What you need to do:
Determine how many lines in the entries below include "JSON". The reply should be that number and nothing else.

****

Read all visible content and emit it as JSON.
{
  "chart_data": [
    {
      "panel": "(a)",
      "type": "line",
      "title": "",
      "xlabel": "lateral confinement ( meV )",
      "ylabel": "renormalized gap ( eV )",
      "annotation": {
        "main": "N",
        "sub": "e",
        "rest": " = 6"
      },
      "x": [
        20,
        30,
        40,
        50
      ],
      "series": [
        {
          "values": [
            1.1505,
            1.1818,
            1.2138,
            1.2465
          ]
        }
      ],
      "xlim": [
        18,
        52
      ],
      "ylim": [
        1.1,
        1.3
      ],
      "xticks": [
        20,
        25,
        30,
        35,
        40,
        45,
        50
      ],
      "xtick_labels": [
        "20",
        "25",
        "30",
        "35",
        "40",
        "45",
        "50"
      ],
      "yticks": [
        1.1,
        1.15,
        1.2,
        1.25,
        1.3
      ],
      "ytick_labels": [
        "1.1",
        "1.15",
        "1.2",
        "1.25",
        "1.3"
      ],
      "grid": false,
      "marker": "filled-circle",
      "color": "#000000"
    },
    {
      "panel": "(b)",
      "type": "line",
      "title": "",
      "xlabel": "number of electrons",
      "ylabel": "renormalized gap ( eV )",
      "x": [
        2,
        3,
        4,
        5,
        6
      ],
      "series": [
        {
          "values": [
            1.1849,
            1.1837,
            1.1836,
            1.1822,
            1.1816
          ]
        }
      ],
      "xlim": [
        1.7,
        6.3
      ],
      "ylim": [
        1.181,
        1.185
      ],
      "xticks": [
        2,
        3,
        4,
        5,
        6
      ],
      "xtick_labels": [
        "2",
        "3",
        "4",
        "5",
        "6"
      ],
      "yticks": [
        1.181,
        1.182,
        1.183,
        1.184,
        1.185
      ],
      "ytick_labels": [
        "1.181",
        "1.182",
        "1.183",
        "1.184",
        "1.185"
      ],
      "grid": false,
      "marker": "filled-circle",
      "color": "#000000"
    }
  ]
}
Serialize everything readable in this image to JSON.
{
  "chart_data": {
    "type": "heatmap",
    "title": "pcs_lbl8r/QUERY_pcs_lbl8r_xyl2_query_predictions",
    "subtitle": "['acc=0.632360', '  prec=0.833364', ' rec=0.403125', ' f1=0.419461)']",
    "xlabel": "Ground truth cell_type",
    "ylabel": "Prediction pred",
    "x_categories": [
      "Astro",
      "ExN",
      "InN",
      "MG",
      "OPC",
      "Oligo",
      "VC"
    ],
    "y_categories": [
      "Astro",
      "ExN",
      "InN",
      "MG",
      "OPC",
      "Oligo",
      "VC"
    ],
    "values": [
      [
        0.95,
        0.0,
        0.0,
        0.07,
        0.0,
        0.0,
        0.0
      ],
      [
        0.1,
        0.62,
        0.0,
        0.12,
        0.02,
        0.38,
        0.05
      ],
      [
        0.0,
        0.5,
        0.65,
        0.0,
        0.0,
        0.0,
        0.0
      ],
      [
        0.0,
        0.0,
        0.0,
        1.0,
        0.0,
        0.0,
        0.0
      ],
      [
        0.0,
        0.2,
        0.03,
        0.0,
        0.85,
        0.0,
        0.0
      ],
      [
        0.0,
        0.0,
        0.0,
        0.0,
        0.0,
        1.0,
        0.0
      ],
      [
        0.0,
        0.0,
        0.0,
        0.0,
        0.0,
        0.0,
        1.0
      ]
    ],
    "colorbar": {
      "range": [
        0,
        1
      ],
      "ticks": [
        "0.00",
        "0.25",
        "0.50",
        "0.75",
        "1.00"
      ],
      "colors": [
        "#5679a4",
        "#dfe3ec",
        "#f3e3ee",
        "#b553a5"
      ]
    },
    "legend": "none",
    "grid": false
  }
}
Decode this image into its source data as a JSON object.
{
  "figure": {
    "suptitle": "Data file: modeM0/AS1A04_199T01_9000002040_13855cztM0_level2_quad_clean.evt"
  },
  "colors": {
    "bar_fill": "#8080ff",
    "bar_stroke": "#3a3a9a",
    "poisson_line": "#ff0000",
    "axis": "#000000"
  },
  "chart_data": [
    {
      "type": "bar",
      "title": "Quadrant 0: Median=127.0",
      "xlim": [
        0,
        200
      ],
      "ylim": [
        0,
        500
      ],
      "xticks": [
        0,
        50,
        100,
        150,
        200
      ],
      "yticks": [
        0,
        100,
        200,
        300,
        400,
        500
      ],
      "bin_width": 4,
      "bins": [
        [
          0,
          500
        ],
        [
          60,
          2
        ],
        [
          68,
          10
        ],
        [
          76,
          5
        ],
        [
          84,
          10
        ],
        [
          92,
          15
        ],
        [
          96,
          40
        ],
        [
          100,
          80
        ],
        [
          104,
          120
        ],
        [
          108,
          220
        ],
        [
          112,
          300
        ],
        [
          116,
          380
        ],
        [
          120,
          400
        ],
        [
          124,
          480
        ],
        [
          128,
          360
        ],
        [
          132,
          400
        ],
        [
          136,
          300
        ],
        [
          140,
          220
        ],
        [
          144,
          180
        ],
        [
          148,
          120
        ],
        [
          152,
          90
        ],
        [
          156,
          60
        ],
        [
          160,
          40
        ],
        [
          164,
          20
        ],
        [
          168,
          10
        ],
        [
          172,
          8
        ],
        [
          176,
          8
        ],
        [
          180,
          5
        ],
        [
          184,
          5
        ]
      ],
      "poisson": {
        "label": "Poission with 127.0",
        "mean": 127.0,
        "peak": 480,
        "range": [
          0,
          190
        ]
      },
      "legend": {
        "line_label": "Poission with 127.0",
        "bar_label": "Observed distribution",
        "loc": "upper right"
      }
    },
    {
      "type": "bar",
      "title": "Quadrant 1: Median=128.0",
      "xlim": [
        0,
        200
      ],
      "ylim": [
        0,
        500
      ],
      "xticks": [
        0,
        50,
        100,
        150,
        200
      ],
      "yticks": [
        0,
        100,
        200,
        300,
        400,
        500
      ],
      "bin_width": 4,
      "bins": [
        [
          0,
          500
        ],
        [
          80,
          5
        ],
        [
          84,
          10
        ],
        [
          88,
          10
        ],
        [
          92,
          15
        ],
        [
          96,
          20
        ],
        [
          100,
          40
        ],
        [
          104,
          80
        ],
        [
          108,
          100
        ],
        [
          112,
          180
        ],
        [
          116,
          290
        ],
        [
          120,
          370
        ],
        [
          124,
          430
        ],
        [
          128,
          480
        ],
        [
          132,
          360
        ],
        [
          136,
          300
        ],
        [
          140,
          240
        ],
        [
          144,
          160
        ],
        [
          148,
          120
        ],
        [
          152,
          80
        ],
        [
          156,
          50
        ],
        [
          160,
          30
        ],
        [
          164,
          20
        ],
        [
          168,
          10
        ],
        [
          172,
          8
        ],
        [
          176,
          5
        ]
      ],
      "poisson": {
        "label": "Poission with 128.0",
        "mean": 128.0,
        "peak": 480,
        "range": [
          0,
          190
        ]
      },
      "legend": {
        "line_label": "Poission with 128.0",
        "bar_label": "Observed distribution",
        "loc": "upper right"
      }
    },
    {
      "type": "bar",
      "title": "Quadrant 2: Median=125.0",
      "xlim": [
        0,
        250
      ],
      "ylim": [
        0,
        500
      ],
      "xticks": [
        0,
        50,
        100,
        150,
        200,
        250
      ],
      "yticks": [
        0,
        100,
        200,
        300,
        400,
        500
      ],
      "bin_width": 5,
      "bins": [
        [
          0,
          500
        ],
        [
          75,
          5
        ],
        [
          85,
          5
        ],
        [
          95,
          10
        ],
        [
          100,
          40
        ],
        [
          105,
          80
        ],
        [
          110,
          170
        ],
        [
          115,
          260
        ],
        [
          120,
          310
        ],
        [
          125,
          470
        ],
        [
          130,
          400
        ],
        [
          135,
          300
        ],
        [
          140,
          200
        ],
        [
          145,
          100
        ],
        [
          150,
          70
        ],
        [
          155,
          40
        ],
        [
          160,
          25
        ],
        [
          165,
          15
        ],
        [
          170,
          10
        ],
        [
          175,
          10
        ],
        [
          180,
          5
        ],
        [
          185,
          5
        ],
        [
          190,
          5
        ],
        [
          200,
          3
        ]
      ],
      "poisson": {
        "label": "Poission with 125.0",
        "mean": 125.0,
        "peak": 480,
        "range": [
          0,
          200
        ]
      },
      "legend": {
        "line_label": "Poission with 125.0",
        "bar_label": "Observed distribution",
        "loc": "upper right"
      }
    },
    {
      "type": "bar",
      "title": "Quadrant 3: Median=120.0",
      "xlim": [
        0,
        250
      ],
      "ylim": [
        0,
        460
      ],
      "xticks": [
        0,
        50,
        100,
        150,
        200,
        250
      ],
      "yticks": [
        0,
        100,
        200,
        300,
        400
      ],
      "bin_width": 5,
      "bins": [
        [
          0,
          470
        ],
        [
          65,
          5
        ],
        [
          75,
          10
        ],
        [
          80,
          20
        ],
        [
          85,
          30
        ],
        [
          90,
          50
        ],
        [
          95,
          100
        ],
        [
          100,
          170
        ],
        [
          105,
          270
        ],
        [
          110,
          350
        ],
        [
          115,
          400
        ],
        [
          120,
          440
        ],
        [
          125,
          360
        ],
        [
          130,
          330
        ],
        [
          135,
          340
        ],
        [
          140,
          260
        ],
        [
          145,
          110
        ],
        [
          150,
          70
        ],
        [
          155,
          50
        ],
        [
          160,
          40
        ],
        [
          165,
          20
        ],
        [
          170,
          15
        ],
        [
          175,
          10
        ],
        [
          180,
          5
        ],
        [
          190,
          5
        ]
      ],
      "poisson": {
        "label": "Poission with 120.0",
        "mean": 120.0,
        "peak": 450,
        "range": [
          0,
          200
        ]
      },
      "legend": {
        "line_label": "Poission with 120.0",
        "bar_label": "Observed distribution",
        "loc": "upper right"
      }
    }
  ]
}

****

Output:
3